"""

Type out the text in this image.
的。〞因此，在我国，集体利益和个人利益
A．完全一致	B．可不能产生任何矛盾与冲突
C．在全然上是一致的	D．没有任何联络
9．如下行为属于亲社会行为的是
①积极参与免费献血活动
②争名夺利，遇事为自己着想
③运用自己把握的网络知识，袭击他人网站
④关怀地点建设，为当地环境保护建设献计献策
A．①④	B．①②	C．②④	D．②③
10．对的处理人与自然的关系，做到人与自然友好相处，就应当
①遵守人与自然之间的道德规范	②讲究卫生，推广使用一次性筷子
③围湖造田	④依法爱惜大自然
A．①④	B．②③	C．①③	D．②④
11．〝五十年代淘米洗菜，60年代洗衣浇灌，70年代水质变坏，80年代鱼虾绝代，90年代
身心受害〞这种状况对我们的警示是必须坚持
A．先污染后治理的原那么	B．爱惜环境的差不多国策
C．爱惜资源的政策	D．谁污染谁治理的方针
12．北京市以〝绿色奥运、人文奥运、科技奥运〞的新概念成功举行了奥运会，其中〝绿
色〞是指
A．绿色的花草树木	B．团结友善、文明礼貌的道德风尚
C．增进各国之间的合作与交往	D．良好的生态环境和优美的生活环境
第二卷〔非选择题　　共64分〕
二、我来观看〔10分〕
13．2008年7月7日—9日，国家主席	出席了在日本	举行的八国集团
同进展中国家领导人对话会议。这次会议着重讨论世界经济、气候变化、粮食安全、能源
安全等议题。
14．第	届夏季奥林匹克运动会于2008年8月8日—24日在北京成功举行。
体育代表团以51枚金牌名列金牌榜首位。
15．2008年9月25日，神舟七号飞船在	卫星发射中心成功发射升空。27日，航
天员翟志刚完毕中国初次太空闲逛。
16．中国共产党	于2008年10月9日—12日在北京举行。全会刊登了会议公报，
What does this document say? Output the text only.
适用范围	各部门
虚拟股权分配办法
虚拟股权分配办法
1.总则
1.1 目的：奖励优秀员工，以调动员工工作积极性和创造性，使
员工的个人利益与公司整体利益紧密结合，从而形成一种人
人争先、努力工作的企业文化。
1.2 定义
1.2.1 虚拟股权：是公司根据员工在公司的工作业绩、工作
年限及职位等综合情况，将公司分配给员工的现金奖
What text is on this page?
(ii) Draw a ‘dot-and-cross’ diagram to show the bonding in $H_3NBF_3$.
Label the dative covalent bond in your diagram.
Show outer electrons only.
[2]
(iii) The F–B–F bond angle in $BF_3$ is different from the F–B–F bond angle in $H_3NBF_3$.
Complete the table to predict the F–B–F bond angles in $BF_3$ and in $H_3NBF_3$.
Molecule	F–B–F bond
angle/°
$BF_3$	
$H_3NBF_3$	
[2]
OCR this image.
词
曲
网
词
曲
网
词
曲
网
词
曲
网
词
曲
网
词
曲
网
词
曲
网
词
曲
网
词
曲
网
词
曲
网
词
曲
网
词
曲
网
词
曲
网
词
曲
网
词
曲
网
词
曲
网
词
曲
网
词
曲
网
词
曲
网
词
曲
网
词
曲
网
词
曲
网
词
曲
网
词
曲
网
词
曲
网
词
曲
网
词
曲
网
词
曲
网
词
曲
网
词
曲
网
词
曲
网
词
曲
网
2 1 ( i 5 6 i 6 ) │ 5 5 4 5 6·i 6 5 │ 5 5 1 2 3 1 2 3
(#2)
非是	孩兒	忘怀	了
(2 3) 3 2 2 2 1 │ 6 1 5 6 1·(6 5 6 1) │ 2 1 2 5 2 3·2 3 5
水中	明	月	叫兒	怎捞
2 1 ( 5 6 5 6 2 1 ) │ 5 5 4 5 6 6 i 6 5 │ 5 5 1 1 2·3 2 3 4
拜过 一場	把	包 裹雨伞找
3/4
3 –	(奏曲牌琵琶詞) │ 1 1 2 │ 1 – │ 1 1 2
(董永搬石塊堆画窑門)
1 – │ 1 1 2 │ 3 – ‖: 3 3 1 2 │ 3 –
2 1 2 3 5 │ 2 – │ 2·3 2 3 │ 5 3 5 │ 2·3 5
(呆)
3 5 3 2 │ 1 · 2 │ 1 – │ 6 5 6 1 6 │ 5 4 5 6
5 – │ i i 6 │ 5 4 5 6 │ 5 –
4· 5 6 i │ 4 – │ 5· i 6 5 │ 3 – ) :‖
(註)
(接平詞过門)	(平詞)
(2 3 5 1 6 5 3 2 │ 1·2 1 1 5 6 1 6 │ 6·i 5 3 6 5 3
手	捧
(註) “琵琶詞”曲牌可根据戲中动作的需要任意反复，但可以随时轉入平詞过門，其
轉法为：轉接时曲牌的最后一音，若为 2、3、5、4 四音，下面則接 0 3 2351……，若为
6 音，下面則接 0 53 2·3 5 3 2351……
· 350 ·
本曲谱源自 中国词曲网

"""

** THE EXERCISE **
Take the entries above and transcribe them in full.

** SOLUTION FOR THIS PROBLEM **
Type out the text in this image.
的。〞因此，在我国，集体利益和个人利益
A．完全一致	B．可不能产生任何矛盾与冲突
C．在全然上是一致的	D．没有任何联络
9．如下行为属于亲社会行为的是
①积极参与免费献血活动
②争名夺利，遇事为自己着想
③运用自己把握的网络知识，袭击他人网站
④关怀地点建设，为当地环境保护建设献计献策
A．①④	B．①②	C．②④	D．②③
10．对的处理人与自然的关系，做到人与自然友好相处，就应当
①遵守人与自然之间的道德规范	②讲究卫生，推广使用一次性筷子
③围湖造田	④依法爱惜大自然
A．①④	B．②③	C．①③	D．②④
11．〝五十年代淘米洗菜，60年代洗衣浇灌，70年代水质变坏，80年代鱼虾绝代，90年代
身心受害〞这种状况对我们的警示是必须坚持
A．先污染后治理的原那么	B．爱惜环境的差不多国策
C．爱惜资源的政策	D．谁污染谁治理的方针
12．北京市以〝绿色奥运、人文奥运、科技奥运〞的新概念成功举行了奥运会，其中〝绿
色〞是指
A．绿色的花草树木	B．团结友善、文明礼貌的道德风尚
C．增进各国之间的合作与交往	D．良好的生态环境和优美的生活环境
第二卷〔非选择题　　共64分〕
二、我来观看〔10分〕
13．2008年7月7日—9日，国家主席	出席了在日本	举行的八国集团
同进展中国家领导人对话会议。这次会议着重讨论世界经济、气候变化、粮食安全、能源
安全等议题。
14．第	届夏季奥林匹克运动会于2008年8月8日—24日在北京成功举行。
体育代表团以51枚金牌名列金牌榜首位。
15．2008年9月25日，神舟七号飞船在	卫星发射中心成功发射升空。27日，航
天员翟志刚完毕中国初次太空闲逛。
16．中国共产党	于2008年10月9日—12日在北京举行。全会刊登了会议公报，
What does this document say? Output the text only.
适用范围	各部门
虚拟股权分配办法
虚拟股权分配办法
1.总则
1.1 目的：奖励优秀员工，以调动员工工作积极性和创造性，使
员工的个人利益与公司整体利益紧密结合，从而形成一种人
人争先、努力工作的企业文化。
1.2 定义
1.2.1 虚拟股权：是公司根据员工在公司的工作业绩、工作
年限及职位等综合情况，将公司分配给员工的现金奖
What text is on this page?
(ii) Draw a ‘dot-and-cross’ diagram to show the bonding in $H_3NBF_3$.
Label the dative covalent bond in your diagram.
Show outer electrons only.
[2]
(iii) The F–B–F bond angle in $BF_3$ is different from the F–B–F bond angle in $H_3NBF_3$.
Complete the table to predict the F–B–F bond angles in $BF_3$ and in $H_3NBF_3$.
Molecule	F–B–F bond
angle/°
$BF_3$	
$H_3NBF_3$	
[2]
OCR this image.
词
曲
网
词
曲
网
词
曲
网
词
曲
网
词
曲
网
词
曲
网
词
曲
网
词
曲
网
词
曲
网
词
曲
网
词
曲
网
词
曲
网
词
曲
网
词
曲
网
词
曲
网
词
曲
网
词
曲
网
词
曲
网
词
曲
网
词
曲
网
词
曲
网
词
曲
网
词
曲
网
词
曲
网
词
曲
网
词
曲
网
词
曲
网
词
曲
网
词
曲
网
词
曲
网
词
曲
网
词
曲
网
2 1 ( i 5 6 i 6 ) │ 5 5 4 5 6·i 6 5 │ 5 5 1 2 3 1 2 3
(#2)
非是	孩兒	忘怀	了
(2 3) 3 2 2 2 1 │ 6 1 5 6 1·(6 5 6 1) │ 2 1 2 5 2 3·2 3 5
水中	明	月	叫兒	怎捞
2 1 ( 5 6 5 6 2 1 ) │ 5 5 4 5 6 6 i 6 5 │ 5 5 1 1 2·3 2 3 4
拜过 一場	把	包 裹雨伞找
3/4
3 –	(奏曲牌琵琶詞) │ 1 1 2 │ 1 – │ 1 1 2
(董永搬石塊堆画窑門)
1 – │ 1 1 2 │ 3 – ‖: 3 3 1 2 │ 3 –
2 1 2 3 5 │ 2 – │ 2·3 2 3 │ 5 3 5 │ 2·3 5
(呆)
3 5 3 2 │ 1 · 2 │ 1 – │ 6 5 6 1 6 │ 5 4 5 6
5 – │ i i 6 │ 5 4 5 6 │ 5 –
4· 5 6 i │ 4 – │ 5· i 6 5 │ 3 – ) :‖
(註)
(接平詞过門)	(平詞)
(2 3 5 1 6 5 3 2 │ 1·2 1 1 5 6 1 6 │ 6·i 5 3 6 5 3
手	捧
(註) “琵琶詞”曲牌可根据戲中动作的需要任意反复，但可以随时轉入平詞过門，其
轉法为：轉接时曲牌的最后一音，若为 2、3、5、4 四音，下面則接 0 3 2351……，若为
6 音，下面則接 0 53 2·3 5 3 2351……
· 350 ·
本曲谱源自 中国词曲网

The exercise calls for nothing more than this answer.